Required task
Check each line of the listing for the string "name", count the lines that have it, and answer with that number only.

Information given
%%

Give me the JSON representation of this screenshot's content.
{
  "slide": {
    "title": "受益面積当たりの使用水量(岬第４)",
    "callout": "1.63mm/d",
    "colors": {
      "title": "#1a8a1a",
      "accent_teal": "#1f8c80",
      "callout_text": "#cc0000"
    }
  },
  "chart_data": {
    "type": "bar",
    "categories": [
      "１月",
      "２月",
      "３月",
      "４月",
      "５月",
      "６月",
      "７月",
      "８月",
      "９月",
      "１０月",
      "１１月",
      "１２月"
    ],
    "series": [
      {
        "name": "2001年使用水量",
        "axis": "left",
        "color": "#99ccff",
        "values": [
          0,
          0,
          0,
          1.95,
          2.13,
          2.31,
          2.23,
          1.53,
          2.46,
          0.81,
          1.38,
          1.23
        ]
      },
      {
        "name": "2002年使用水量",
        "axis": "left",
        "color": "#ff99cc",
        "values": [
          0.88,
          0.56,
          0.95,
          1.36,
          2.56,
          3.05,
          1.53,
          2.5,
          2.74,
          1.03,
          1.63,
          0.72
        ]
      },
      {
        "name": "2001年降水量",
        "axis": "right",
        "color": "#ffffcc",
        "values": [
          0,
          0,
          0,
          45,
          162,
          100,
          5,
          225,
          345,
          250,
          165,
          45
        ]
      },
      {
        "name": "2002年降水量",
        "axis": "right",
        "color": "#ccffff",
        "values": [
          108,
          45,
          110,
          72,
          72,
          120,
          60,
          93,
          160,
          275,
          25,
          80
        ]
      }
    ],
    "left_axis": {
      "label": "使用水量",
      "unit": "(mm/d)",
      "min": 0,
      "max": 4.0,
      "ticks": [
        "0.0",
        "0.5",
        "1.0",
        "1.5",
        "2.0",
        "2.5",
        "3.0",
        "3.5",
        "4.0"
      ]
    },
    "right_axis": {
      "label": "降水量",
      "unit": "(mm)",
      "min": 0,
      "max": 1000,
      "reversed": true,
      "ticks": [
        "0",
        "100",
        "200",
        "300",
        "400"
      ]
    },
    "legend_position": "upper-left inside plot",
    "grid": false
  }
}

%%

Exercise output
4